(The problem): Give the total number of lines with the word "available" in them, and no other words.
════════════════════
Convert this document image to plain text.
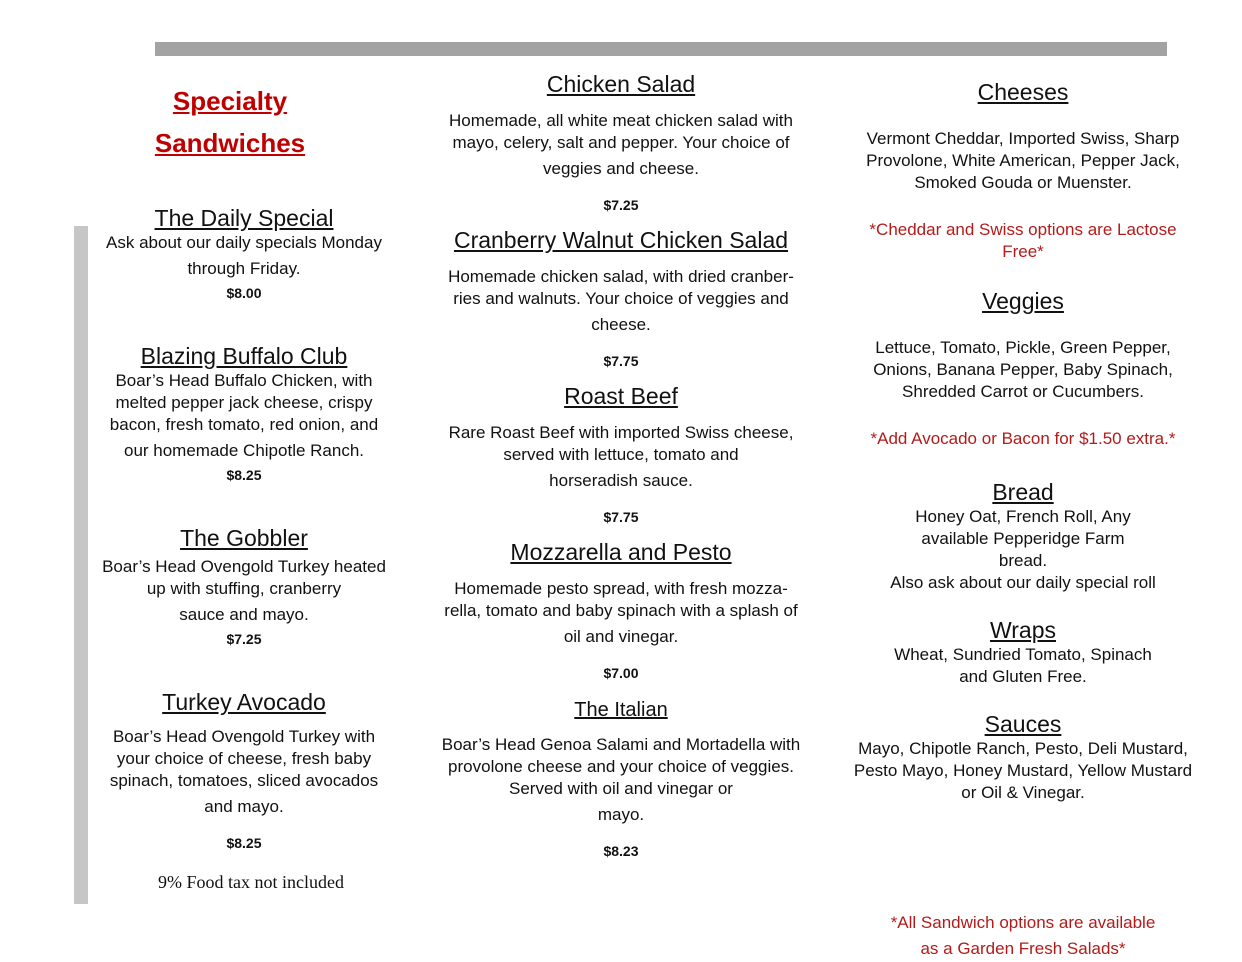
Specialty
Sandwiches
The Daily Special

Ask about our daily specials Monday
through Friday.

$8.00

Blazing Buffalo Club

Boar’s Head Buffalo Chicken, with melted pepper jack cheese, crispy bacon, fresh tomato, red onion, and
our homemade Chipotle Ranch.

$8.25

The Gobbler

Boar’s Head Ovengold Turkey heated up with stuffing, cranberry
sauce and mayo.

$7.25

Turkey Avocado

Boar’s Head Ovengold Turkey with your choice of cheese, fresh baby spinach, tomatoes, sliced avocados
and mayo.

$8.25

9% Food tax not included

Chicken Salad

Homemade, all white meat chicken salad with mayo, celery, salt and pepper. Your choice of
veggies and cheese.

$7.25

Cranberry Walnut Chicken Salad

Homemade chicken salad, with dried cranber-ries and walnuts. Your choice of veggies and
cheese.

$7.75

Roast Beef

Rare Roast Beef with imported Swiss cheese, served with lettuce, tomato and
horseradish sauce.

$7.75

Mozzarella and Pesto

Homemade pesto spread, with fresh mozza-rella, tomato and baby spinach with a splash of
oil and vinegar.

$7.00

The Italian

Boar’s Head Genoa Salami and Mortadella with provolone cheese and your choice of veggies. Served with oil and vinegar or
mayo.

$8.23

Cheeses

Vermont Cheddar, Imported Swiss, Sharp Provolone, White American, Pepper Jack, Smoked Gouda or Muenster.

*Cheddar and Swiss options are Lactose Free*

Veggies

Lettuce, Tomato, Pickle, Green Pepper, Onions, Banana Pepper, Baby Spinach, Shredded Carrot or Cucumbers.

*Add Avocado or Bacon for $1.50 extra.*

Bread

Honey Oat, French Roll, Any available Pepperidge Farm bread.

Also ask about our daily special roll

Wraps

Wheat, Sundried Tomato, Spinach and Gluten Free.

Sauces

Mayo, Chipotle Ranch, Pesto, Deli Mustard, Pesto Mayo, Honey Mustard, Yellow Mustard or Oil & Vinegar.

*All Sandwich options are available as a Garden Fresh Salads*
════════════════════
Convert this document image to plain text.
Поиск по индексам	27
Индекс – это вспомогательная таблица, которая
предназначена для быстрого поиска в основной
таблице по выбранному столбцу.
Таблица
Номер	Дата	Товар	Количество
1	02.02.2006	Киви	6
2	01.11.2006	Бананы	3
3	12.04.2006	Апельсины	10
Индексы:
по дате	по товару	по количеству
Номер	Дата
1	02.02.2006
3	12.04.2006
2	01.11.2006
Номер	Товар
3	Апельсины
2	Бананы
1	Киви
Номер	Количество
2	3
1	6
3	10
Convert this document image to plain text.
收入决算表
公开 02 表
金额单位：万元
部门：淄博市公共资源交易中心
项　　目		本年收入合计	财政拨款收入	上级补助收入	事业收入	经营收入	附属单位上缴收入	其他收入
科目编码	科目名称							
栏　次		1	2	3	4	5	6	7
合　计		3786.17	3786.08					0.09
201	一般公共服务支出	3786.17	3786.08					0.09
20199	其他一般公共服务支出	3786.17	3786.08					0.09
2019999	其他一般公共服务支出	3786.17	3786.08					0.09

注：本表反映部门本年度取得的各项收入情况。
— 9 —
════════════════════
(The completed task): 2